## Aim of the exercise
Give the entries back exactly, dropping each image.

## Given information
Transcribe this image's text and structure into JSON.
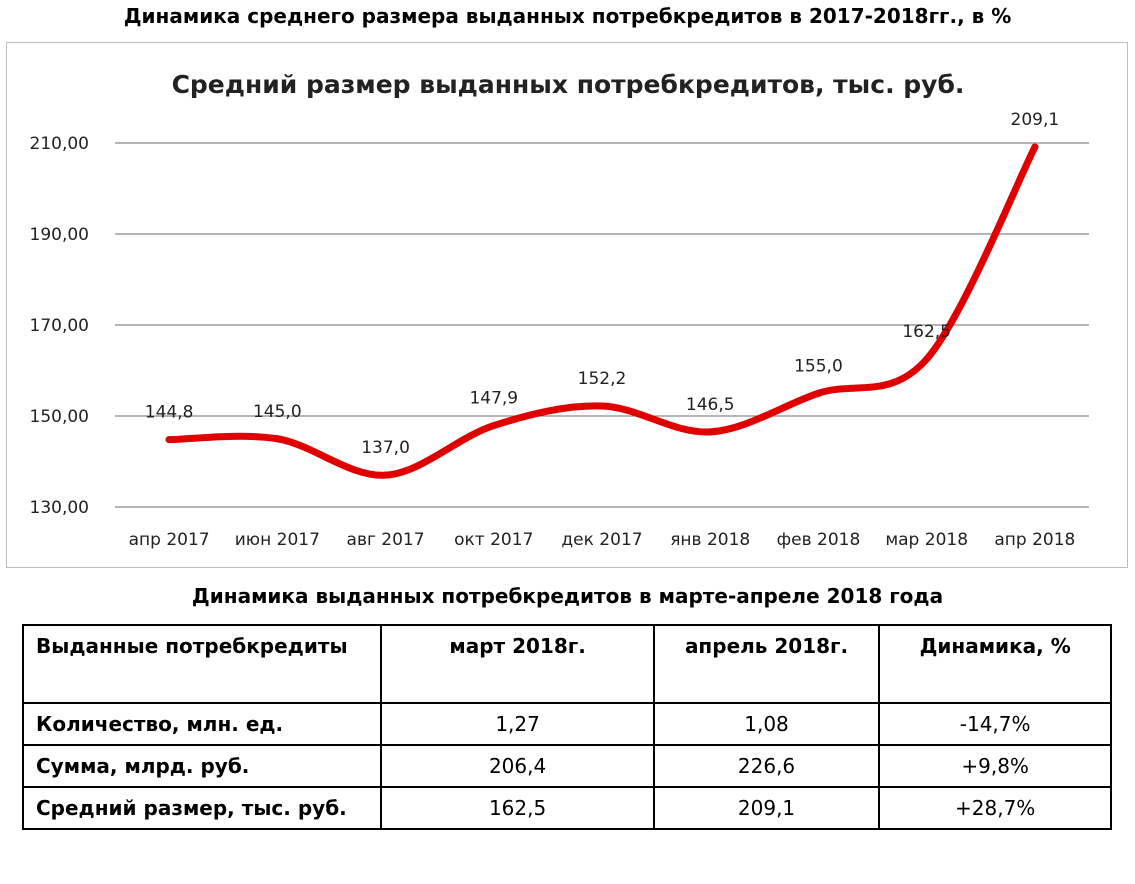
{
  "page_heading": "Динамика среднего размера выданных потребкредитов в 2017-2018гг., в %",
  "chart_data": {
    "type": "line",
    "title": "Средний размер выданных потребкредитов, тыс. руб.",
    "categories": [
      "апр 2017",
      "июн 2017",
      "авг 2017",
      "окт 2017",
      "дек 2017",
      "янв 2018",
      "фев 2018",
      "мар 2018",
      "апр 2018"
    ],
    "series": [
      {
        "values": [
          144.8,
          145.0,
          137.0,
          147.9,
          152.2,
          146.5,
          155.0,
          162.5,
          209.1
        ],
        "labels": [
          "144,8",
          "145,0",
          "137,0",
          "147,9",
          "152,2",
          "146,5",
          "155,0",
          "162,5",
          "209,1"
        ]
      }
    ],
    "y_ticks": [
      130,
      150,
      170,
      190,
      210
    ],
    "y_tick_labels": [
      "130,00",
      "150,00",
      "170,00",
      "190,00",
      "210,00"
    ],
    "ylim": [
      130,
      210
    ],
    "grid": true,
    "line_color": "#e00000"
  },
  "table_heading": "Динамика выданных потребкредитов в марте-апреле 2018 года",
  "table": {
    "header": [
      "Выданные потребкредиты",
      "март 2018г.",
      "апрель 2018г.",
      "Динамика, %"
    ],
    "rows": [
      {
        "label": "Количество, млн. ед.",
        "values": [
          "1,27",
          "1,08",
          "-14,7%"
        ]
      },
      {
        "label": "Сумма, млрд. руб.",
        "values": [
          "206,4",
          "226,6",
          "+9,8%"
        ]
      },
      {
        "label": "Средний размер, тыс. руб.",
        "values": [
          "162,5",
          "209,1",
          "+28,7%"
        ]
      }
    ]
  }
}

## Written answer
Transcribe this image's text and structure into JSON.
{
  "page_heading": "Динамика среднего размера выданных потребкредитов в 2017-2018гг., в %",
  "chart_data": {
    "type": "line",
    "title": "Средний размер выданных потребкредитов, тыс. руб.",
    "categories": [
      "апр 2017",
      "июн 2017",
      "авг 2017",
      "окт 2017",
      "дек 2017",
      "янв 2018",
      "фев 2018",
      "мар 2018",
      "апр 2018"
    ],
    "series": [
      {
        "values": [
          144.8,
          145.0,
          137.0,
          147.9,
          152.2,
          146.5,
          155.0,
          162.5,
          209.1
        ],
        "labels": [
          "144,8",
          "145,0",
          "137,0",
          "147,9",
          "152,2",
          "146,5",
          "155,0",
          "162,5",
          "209,1"
        ]
      }
    ],
    "y_ticks": [
      130,
      150,
      170,
      190,
      210
    ],
    "y_tick_labels": [
      "130,00",
      "150,00",
      "170,00",
      "190,00",
      "210,00"
    ],
    "ylim": [
      130,
      210
    ],
    "grid": true,
    "line_color": "#e00000"
  },
  "table_heading": "Динамика выданных потребкредитов в марте-апреле 2018 года",
  "table": {
    "header": [
      "Выданные потребкредиты",
      "март 2018г.",
      "апрель 2018г.",
      "Динамика, %"
    ],
    "rows": [
      {
        "label": "Количество, млн. ед.",
        "values": [
          "1,27",
          "1,08",
          "-14,7%"
        ]
      },
      {
        "label": "Сумма, млрд. руб.",
        "values": [
          "206,4",
          "226,6",
          "+9,8%"
        ]
      },
      {
        "label": "Средний размер, тыс. руб.",
        "values": [
          "162,5",
          "209,1",
          "+28,7%"
        ]
      }
    ]
  }
}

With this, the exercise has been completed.